## Brief
Exclude all pictures, then copy each of the records exactly as written.

## Supplied data
---------------

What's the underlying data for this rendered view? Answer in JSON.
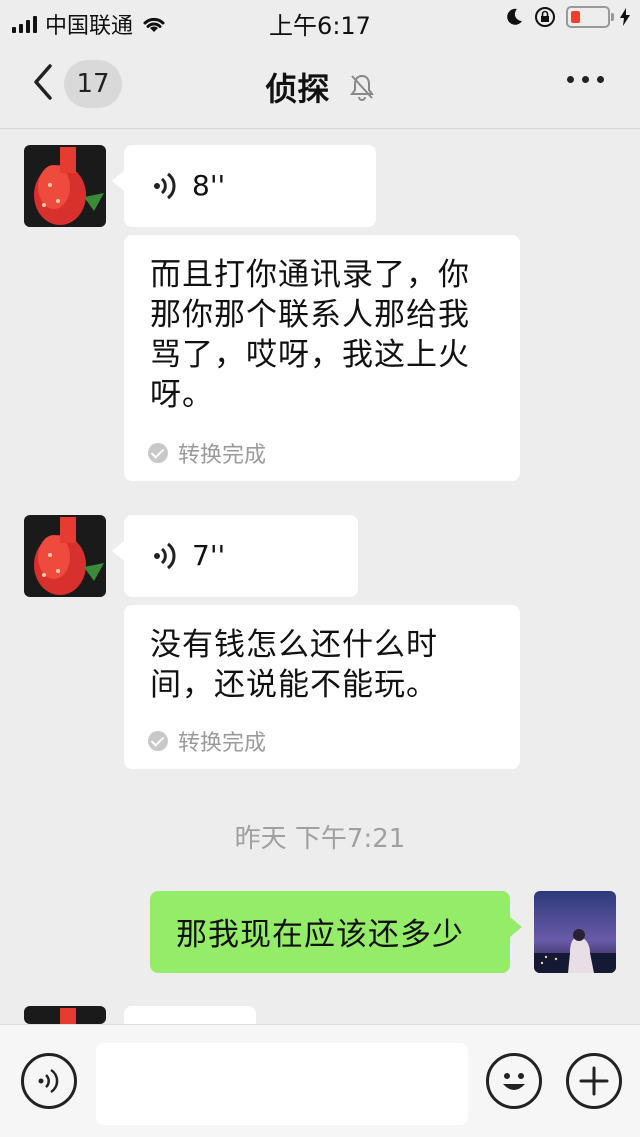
{
  "status_bar": {
    "carrier": "中国联通",
    "time": "上午6:17",
    "battery_color": "#ff3b30"
  },
  "nav": {
    "unread_count": "17",
    "title": "侦探",
    "mute_icon": "bell-slash-icon",
    "more_icon": "more-icon"
  },
  "messages": [
    {
      "type": "voice",
      "duration": "8''",
      "transcript": "而且打你通讯录了，你那你那个联系人那给我骂了，哎呀，我这上火呀。",
      "status": "转换完成"
    },
    {
      "type": "voice",
      "duration": "7''",
      "transcript": "没有钱怎么还什么时间，还说能不能玩。",
      "status": "转换完成"
    },
    {
      "type": "timestamp",
      "text": "昨天 下午7:21"
    },
    {
      "type": "text_sent",
      "text": "那我现在应该还多少"
    }
  ],
  "input_bar": {
    "voice_icon": "voice-mode-icon",
    "emoji_icon": "emoji-icon",
    "plus_icon": "plus-icon",
    "value": ""
  },
  "colors": {
    "background": "#ededed",
    "sent_bubble": "#95ec69",
    "received_bubble": "#ffffff"
  }
}
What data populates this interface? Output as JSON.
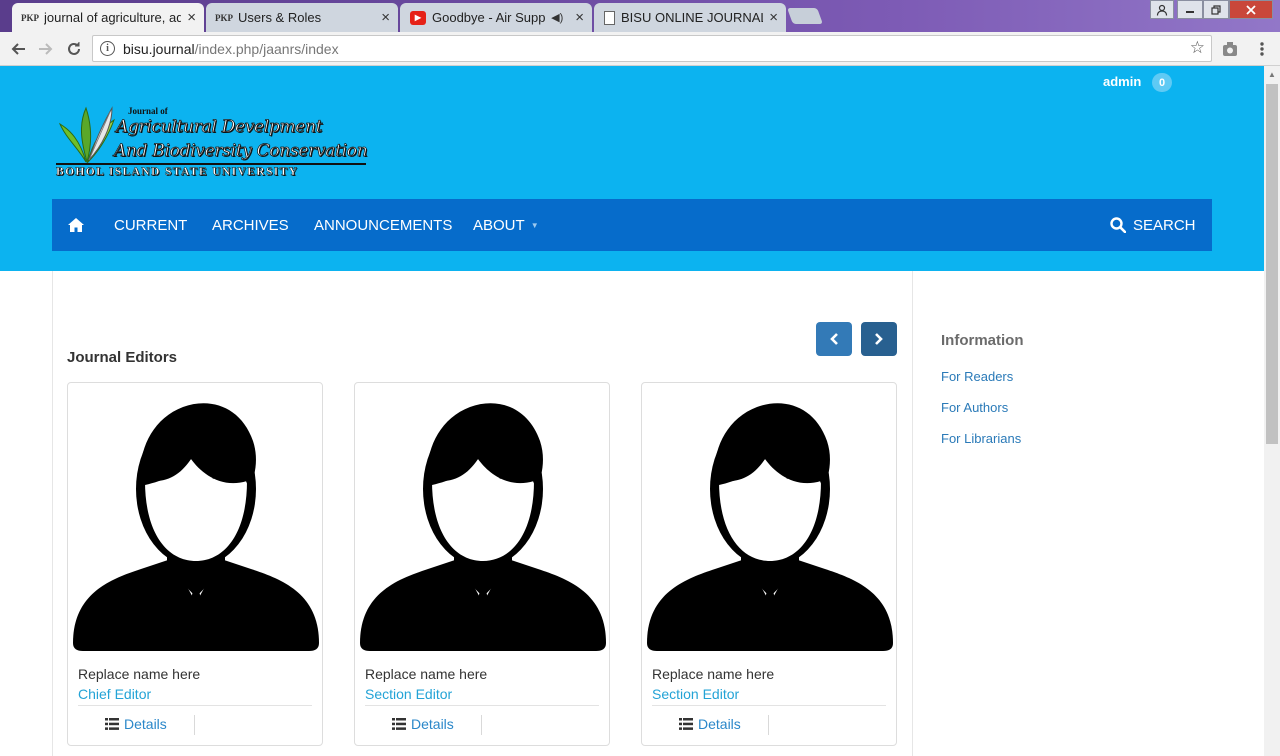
{
  "browser": {
    "tabs": [
      {
        "favicon": "PKP",
        "title": "journal of agriculture, aq",
        "active": true
      },
      {
        "favicon": "PKP",
        "title": "Users & Roles",
        "active": false
      },
      {
        "favicon": "youtube-icon",
        "title": "Goodbye - Air Supply",
        "audio": true,
        "active": false
      },
      {
        "favicon": "document-icon",
        "title": "BISU ONLINE JOURNAL",
        "active": false
      }
    ],
    "url_host": "bisu.journal",
    "url_path": "/index.php/jaanrs/index"
  },
  "header": {
    "user": "admin",
    "notifications": "0",
    "logo": {
      "small": "Journal of",
      "line1": "Agricultural Develpment",
      "line2": "And Biodiversity Conservation",
      "university": "BOHOL ISLAND STATE UNIVERSITY"
    }
  },
  "nav": {
    "items": [
      "CURRENT",
      "ARCHIVES",
      "ANNOUNCEMENTS",
      "ABOUT"
    ],
    "search": "SEARCH"
  },
  "main": {
    "section_title": "Journal Editors",
    "editors": [
      {
        "name": "Replace name here",
        "role": "Chief Editor",
        "details": "Details"
      },
      {
        "name": "Replace name here",
        "role": "Section Editor",
        "details": "Details"
      },
      {
        "name": "Replace name here",
        "role": "Section Editor",
        "details": "Details"
      }
    ]
  },
  "sidebar": {
    "title": "Information",
    "links": [
      "For Readers",
      "For Authors",
      "For Librarians"
    ]
  },
  "colors": {
    "hero": "#0cb3f0",
    "nav": "#066ccb",
    "link": "#23a3d6"
  }
}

---------------

## Solution to this problem
What's the underlying data for this rendered view? Answer in JSON.
{
  "status_bar": {
    "carrier": "中国联通",
    "time": "上午6:17",
    "battery_color": "#ff3b30"
  },
  "nav": {
    "unread_count": "17",
    "title": "侦探",
    "mute_icon": "bell-slash-icon",
    "more_icon": "more-icon"
  },
  "messages": [
    {
      "type": "voice",
      "duration": "8''",
      "transcript": "而且打你通讯录了，你那你那个联系人那给我骂了，哎呀，我这上火呀。",
      "status": "转换完成"
    },
    {
      "type": "voice",
      "duration": "7''",
      "transcript": "没有钱怎么还什么时间，还说能不能玩。",
      "status": "转换完成"
    },
    {
      "type": "timestamp",
      "text": "昨天 下午7:21"
    },
    {
      "type": "text_sent",
      "text": "那我现在应该还多少"
    }
  ],
  "input_bar": {
    "voice_icon": "voice-mode-icon",
    "emoji_icon": "emoji-icon",
    "plus_icon": "plus-icon",
    "value": ""
  },
  "colors": {
    "background": "#ededed",
    "sent_bubble": "#95ec69",
    "received_bubble": "#ffffff"
  }
}
What data populates this interface? Output as JSON.
{
  "browser": {
    "tabs": [
      {
        "favicon": "PKP",
        "title": "journal of agriculture, aq",
        "active": true
      },
      {
        "favicon": "PKP",
        "title": "Users & Roles",
        "active": false
      },
      {
        "favicon": "youtube-icon",
        "title": "Goodbye - Air Supply",
        "audio": true,
        "active": false
      },
      {
        "favicon": "document-icon",
        "title": "BISU ONLINE JOURNAL",
        "active": false
      }
    ],
    "url_host": "bisu.journal",
    "url_path": "/index.php/jaanrs/index"
  },
  "header": {
    "user": "admin",
    "notifications": "0",
    "logo": {
      "small": "Journal of",
      "line1": "Agricultural Develpment",
      "line2": "And Biodiversity Conservation",
      "university": "BOHOL ISLAND STATE UNIVERSITY"
    }
  },
  "nav": {
    "items": [
      "CURRENT",
      "ARCHIVES",
      "ANNOUNCEMENTS",
      "ABOUT"
    ],
    "search": "SEARCH"
  },
  "main": {
    "section_title": "Journal Editors",
    "editors": [
      {
        "name": "Replace name here",
        "role": "Chief Editor",
        "details": "Details"
      },
      {
        "name": "Replace name here",
        "role": "Section Editor",
        "details": "Details"
      },
      {
        "name": "Replace name here",
        "role": "Section Editor",
        "details": "Details"
      }
    ]
  },
  "sidebar": {
    "title": "Information",
    "links": [
      "For Readers",
      "For Authors",
      "For Librarians"
    ]
  },
  "colors": {
    "hero": "#0cb3f0",
    "nav": "#066ccb",
    "link": "#23a3d6"
  }
}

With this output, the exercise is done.